[Figure data in JSON]
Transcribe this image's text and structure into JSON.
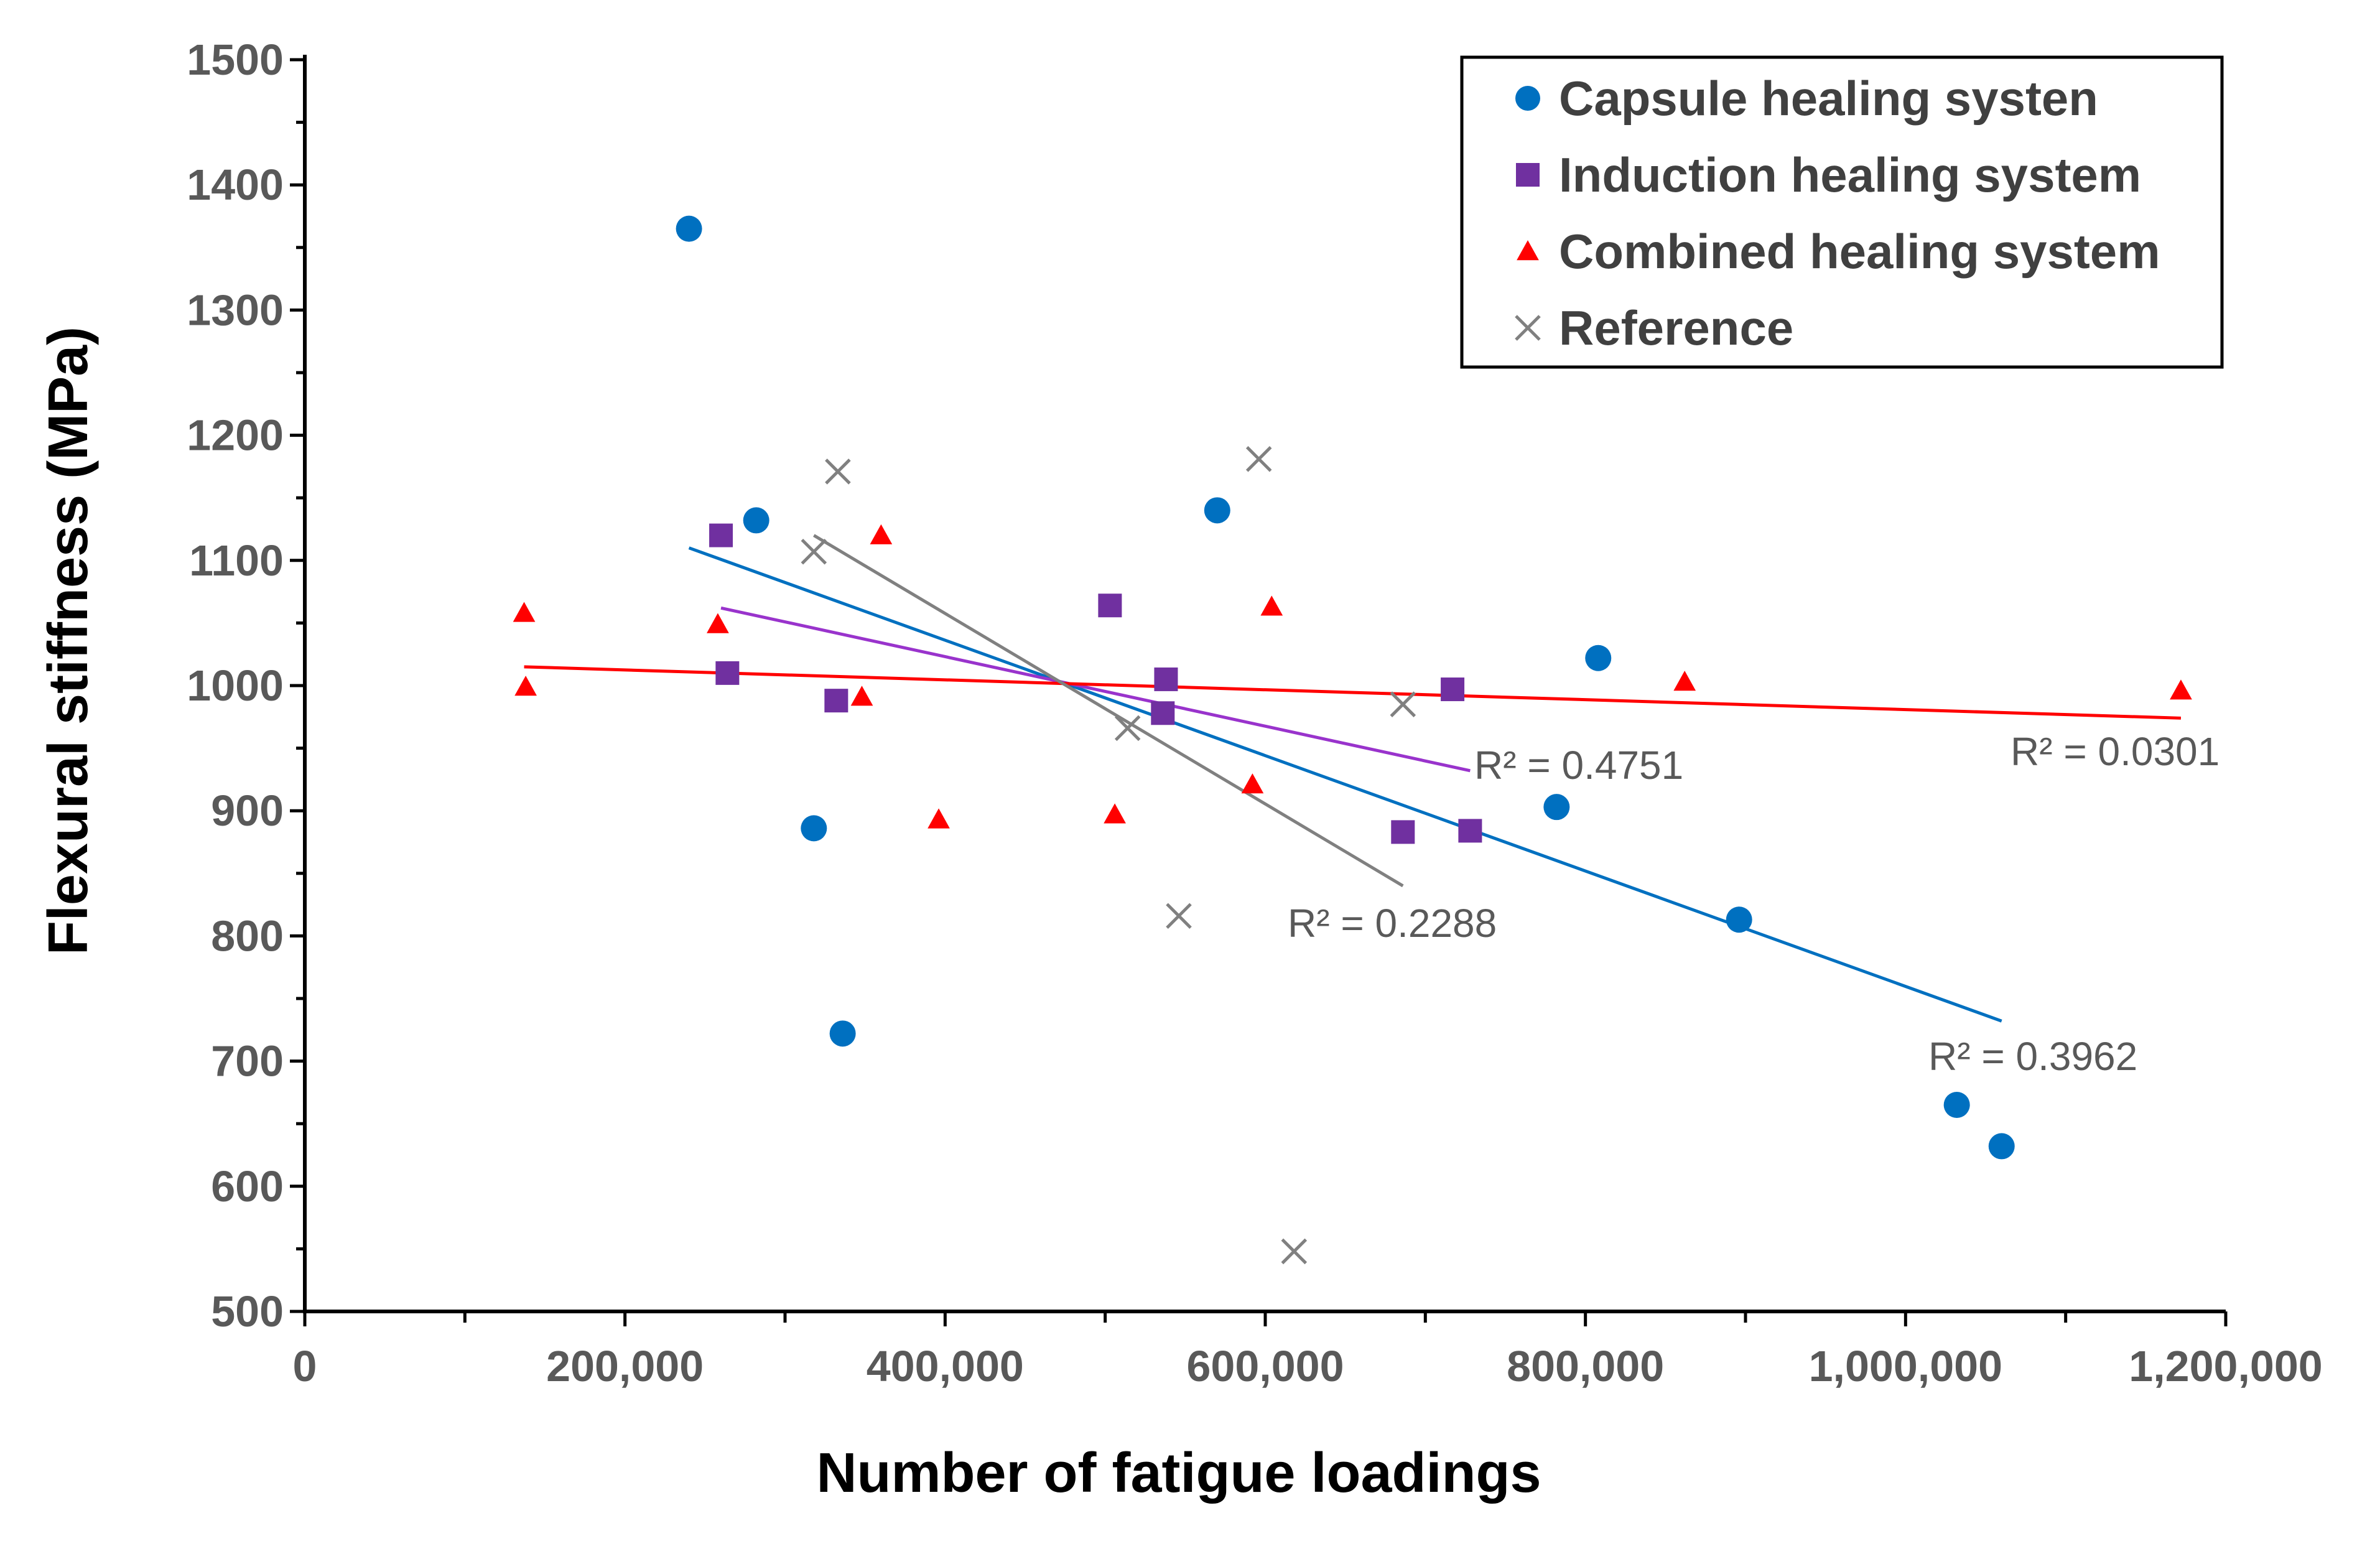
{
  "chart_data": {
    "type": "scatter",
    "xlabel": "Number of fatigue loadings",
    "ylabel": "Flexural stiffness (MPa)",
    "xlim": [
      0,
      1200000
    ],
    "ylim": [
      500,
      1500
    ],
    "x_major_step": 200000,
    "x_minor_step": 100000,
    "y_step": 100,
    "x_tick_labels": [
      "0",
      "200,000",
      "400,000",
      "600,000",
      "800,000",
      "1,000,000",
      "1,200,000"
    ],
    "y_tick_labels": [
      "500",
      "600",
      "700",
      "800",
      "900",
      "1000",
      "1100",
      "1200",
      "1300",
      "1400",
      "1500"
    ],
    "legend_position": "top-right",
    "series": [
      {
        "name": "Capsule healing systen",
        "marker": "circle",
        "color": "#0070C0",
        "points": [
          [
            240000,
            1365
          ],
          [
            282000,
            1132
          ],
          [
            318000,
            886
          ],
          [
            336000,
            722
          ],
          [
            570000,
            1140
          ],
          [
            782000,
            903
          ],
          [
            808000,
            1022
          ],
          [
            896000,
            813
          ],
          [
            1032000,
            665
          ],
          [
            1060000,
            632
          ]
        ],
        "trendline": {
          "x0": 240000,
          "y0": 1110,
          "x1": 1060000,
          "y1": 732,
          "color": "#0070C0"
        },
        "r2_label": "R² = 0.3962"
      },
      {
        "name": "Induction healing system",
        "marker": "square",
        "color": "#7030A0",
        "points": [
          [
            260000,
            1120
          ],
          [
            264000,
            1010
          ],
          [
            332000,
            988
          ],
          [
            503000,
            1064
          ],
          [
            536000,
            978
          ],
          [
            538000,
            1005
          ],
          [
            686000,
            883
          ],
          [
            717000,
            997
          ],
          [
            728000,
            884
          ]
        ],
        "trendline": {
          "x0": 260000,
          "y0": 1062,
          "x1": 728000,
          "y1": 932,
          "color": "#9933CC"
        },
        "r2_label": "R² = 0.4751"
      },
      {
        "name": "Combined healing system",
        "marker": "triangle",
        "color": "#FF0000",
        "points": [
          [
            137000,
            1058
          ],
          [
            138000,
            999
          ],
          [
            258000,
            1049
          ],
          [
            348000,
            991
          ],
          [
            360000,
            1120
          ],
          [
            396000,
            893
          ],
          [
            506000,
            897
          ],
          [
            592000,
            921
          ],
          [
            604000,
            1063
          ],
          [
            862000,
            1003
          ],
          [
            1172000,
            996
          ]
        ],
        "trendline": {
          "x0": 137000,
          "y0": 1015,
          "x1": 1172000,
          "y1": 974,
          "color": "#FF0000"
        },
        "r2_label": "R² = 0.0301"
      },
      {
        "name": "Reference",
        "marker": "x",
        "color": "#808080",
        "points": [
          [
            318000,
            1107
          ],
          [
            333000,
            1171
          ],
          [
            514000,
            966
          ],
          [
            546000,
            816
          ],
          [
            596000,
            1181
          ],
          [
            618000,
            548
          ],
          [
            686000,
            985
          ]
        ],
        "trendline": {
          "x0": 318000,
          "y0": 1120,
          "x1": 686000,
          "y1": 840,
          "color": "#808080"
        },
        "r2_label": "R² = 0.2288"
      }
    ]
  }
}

STATED GOAL — List every line in the records above that contains the word "name".

THE COMPLETED TASK —
        "name": "Capsule healing systen",
        "name": "Induction healing system",
        "name": "Combined healing system",
        "name": "Reference",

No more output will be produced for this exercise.